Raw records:
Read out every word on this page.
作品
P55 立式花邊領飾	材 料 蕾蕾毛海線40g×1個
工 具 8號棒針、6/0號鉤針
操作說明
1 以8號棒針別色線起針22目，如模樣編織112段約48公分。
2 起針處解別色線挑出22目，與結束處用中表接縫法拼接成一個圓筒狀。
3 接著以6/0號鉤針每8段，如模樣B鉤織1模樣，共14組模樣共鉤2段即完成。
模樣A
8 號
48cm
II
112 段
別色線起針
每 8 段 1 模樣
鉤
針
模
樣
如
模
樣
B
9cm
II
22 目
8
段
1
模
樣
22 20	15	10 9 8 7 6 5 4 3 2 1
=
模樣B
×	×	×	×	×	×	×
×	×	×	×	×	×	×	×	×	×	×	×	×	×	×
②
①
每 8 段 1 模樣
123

*CHALLENGE*: Quote every line of the data, word for word.

*EXERCISE ANSWER*:
Read out every word on this page.
作品
P55 立式花邊領飾	材 料 蕾蕾毛海線40g×1個
工 具 8號棒針、6/0號鉤針
操作說明
1 以8號棒針別色線起針22目，如模樣編織112段約48公分。
2 起針處解別色線挑出22目，與結束處用中表接縫法拼接成一個圓筒狀。
3 接著以6/0號鉤針每8段，如模樣B鉤織1模樣，共14組模樣共鉤2段即完成。
模樣A
8 號
48cm
II
112 段
別色線起針
每 8 段 1 模樣
鉤
針
模
樣
如
模
樣
B
9cm
II
22 目
8
段
1
模
樣
22 20	15	10 9 8 7 6 5 4 3 2 1
=
模樣B
×	×	×	×	×	×	×
×	×	×	×	×	×	×	×	×	×	×	×	×	×	×
②
①
每 8 段 1 模樣
123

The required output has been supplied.